## Problem requirements
Search the data for the string "name" and gather each line it is in.

## Listed entries
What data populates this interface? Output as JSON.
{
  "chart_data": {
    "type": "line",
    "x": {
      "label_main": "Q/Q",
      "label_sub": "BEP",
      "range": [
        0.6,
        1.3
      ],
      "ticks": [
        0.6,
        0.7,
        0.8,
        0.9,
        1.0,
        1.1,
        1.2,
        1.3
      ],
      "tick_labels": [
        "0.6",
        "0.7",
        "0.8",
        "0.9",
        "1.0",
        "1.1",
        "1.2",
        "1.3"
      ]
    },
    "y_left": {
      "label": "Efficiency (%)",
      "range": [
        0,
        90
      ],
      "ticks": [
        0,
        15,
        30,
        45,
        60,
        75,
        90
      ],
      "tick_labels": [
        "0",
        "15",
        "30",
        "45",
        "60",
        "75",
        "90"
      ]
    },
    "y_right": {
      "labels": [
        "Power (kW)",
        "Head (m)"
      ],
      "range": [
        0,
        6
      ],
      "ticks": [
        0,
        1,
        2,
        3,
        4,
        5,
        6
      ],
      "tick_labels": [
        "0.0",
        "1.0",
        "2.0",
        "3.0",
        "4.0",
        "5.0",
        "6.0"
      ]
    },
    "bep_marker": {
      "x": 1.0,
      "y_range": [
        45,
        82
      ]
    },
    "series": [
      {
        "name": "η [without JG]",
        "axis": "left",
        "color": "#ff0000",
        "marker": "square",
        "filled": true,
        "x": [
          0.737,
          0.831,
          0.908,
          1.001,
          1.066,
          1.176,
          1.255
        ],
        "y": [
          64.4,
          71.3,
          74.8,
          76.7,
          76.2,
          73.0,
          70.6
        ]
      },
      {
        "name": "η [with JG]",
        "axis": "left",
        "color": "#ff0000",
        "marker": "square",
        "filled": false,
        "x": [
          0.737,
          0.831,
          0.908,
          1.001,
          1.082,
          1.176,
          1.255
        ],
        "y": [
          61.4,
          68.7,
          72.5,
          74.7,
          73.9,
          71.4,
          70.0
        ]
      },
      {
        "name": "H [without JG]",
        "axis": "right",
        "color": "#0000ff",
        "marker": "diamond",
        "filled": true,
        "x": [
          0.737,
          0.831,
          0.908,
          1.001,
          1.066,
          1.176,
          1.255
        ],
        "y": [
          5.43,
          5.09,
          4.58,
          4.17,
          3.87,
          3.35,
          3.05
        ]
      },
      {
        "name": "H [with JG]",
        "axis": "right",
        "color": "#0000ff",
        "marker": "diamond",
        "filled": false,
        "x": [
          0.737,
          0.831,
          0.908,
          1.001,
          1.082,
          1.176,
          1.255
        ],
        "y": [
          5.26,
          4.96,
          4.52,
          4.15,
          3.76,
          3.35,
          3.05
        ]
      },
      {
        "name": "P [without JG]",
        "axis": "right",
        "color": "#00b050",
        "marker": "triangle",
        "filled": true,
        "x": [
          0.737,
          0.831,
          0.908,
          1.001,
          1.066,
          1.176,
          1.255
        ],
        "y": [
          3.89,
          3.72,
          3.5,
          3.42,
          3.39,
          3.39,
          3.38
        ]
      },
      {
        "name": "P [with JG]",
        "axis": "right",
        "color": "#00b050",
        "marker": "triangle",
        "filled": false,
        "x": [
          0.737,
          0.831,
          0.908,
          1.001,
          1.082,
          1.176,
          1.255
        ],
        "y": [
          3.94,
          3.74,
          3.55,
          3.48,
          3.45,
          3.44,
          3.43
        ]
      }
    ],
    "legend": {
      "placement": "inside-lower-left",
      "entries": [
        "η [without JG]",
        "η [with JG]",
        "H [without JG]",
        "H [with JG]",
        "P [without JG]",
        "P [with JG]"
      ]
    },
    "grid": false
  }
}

## Solution
        "name": "η [without JG]",
        "name": "η [with JG]",
        "name": "H [without JG]",
        "name": "H [with JG]",
        "name": "P [without JG]",
        "name": "P [with JG]",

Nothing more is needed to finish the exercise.